Stated task: Using the listing below, extract each line that has the word "Euro" in it.
##### The records
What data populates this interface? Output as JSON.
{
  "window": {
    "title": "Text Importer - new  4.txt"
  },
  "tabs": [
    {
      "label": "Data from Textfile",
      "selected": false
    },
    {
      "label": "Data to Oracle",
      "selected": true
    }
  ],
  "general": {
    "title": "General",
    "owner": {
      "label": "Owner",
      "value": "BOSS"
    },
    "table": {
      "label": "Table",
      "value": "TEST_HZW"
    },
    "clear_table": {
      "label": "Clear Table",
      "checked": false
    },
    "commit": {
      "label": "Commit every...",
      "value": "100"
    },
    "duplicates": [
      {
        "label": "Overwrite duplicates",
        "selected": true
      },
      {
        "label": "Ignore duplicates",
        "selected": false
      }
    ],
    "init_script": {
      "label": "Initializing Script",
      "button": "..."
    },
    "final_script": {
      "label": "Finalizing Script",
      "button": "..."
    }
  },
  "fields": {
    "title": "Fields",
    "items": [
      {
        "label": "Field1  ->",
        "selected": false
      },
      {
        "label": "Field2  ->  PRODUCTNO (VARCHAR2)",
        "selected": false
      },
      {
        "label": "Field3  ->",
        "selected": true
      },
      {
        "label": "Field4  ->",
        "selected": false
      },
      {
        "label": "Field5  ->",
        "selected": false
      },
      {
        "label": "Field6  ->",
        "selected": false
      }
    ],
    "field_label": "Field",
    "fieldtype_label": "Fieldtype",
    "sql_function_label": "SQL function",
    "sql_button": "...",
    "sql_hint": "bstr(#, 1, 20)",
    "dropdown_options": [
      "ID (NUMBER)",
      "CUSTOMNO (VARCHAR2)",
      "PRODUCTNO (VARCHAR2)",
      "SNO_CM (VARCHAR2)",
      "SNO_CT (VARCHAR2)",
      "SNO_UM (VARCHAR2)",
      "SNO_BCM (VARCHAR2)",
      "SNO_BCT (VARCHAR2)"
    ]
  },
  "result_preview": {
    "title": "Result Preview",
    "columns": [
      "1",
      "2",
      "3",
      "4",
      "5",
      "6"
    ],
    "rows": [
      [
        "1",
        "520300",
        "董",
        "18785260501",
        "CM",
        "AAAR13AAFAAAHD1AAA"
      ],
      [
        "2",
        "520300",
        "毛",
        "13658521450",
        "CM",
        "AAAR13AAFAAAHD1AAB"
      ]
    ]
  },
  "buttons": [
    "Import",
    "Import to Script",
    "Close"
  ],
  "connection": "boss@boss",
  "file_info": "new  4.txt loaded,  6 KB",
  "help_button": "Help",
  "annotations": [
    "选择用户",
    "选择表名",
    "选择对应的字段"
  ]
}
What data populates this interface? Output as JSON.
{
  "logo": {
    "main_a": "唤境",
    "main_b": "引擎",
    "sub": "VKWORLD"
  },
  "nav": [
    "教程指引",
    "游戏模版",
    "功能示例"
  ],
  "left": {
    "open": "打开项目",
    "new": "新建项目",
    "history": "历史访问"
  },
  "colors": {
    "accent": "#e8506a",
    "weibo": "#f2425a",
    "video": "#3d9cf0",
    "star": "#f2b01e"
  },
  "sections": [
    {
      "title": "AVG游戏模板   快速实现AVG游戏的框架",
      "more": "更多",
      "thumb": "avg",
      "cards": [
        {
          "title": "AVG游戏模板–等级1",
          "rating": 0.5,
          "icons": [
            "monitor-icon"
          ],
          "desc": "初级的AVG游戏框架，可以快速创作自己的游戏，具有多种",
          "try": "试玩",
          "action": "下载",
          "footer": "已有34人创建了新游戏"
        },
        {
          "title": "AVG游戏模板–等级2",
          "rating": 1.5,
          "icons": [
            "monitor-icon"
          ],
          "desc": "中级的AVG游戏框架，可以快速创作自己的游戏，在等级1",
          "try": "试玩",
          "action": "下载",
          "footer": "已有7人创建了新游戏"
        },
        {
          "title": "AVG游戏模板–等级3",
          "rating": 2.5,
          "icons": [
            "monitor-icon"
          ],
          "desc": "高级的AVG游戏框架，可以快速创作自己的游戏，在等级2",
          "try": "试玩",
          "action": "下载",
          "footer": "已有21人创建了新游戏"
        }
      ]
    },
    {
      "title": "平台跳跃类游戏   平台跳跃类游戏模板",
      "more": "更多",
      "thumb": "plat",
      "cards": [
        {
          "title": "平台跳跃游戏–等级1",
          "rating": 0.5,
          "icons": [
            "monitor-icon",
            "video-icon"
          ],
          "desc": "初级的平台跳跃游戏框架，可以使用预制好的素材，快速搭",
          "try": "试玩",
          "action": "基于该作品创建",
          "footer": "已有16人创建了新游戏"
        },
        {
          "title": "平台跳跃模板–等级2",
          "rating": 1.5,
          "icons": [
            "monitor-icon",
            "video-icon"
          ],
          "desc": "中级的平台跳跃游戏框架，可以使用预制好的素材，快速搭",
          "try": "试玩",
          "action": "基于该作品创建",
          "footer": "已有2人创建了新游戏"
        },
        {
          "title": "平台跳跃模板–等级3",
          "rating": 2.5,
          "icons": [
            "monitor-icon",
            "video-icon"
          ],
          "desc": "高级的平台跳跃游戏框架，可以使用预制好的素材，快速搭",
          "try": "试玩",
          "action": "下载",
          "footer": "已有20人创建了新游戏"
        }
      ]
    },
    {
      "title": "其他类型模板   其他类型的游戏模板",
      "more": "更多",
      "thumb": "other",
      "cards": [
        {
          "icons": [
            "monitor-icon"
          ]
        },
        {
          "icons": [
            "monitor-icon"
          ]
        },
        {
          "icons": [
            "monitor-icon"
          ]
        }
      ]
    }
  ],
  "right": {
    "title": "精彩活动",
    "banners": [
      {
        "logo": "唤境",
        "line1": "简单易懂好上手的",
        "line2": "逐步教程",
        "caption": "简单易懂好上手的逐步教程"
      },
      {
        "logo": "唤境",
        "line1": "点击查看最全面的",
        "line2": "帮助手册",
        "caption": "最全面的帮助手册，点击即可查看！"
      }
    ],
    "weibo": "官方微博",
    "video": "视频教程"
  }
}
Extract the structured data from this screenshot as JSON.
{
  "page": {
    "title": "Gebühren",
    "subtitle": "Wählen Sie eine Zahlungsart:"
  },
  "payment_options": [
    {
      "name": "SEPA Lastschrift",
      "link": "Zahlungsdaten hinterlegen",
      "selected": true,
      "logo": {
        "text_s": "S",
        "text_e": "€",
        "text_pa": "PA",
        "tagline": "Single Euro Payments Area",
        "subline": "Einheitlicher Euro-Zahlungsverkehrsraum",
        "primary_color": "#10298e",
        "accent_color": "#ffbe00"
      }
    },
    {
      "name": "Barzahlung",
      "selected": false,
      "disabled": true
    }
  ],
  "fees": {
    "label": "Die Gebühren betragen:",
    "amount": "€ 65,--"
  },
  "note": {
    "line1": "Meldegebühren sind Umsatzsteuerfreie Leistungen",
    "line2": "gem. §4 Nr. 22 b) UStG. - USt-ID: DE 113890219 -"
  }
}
##########
Answer to this problem:
        "tagline": "Single Euro Payments Area",
        "subline": "Einheitlicher Euro-Zahlungsverkehrsraum",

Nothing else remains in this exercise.